• WORK REQUIRED: Reproduce all of the data word for word.

• Stored entries:
________________________________________

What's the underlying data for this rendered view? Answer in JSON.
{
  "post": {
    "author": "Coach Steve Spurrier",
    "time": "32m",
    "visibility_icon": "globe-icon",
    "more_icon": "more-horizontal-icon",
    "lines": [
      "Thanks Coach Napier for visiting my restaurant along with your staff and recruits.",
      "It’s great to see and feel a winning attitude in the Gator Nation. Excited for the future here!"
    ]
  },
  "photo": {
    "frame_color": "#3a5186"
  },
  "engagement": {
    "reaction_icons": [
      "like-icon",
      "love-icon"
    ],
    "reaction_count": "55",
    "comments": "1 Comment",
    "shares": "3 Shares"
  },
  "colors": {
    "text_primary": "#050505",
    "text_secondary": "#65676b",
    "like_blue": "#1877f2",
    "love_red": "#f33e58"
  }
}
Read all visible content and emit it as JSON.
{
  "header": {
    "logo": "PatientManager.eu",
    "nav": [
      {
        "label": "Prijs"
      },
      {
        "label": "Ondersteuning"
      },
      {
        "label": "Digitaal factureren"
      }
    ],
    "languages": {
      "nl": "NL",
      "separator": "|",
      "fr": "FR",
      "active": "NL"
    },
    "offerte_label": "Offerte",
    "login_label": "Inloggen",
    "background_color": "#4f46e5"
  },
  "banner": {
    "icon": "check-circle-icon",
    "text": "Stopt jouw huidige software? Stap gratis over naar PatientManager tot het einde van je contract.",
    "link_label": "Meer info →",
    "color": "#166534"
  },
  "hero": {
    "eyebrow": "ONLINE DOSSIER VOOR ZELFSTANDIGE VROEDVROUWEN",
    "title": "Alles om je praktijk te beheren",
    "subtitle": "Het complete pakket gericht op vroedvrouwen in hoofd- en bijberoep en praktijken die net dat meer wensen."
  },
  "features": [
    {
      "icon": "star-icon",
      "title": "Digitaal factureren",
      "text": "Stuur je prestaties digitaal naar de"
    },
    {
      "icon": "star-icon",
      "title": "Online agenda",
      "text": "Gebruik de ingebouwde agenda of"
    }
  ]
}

________________________________________

• EXPECTED ANSWER:
What's the underlying data for this rendered view? Answer in JSON.
{
  "post": {
    "author": "Coach Steve Spurrier",
    "time": "32m",
    "visibility_icon": "globe-icon",
    "more_icon": "more-horizontal-icon",
    "lines": [
      "Thanks Coach Napier for visiting my restaurant along with your staff and recruits.",
      "It’s great to see and feel a winning attitude in the Gator Nation. Excited for the future here!"
    ]
  },
  "photo": {
    "frame_color": "#3a5186"
  },
  "engagement": {
    "reaction_icons": [
      "like-icon",
      "love-icon"
    ],
    "reaction_count": "55",
    "comments": "1 Comment",
    "shares": "3 Shares"
  },
  "colors": {
    "text_primary": "#050505",
    "text_secondary": "#65676b",
    "like_blue": "#1877f2",
    "love_red": "#f33e58"
  }
}
Read all visible content and emit it as JSON.
{
  "header": {
    "logo": "PatientManager.eu",
    "nav": [
      {
        "label": "Prijs"
      },
      {
        "label": "Ondersteuning"
      },
      {
        "label": "Digitaal factureren"
      }
    ],
    "languages": {
      "nl": "NL",
      "separator": "|",
      "fr": "FR",
      "active": "NL"
    },
    "offerte_label": "Offerte",
    "login_label": "Inloggen",
    "background_color": "#4f46e5"
  },
  "banner": {
    "icon": "check-circle-icon",
    "text": "Stopt jouw huidige software? Stap gratis over naar PatientManager tot het einde van je contract.",
    "link_label": "Meer info →",
    "color": "#166534"
  },
  "hero": {
    "eyebrow": "ONLINE DOSSIER VOOR ZELFSTANDIGE VROEDVROUWEN",
    "title": "Alles om je praktijk te beheren",
    "subtitle": "Het complete pakket gericht op vroedvrouwen in hoofd- en bijberoep en praktijken die net dat meer wensen."
  },
  "features": [
    {
      "icon": "star-icon",
      "title": "Digitaal factureren",
      "text": "Stuur je prestaties digitaal naar de"
    },
    {
      "icon": "star-icon",
      "title": "Online agenda",
      "text": "Gebruik de ingebouwde agenda of"
    }
  ]
}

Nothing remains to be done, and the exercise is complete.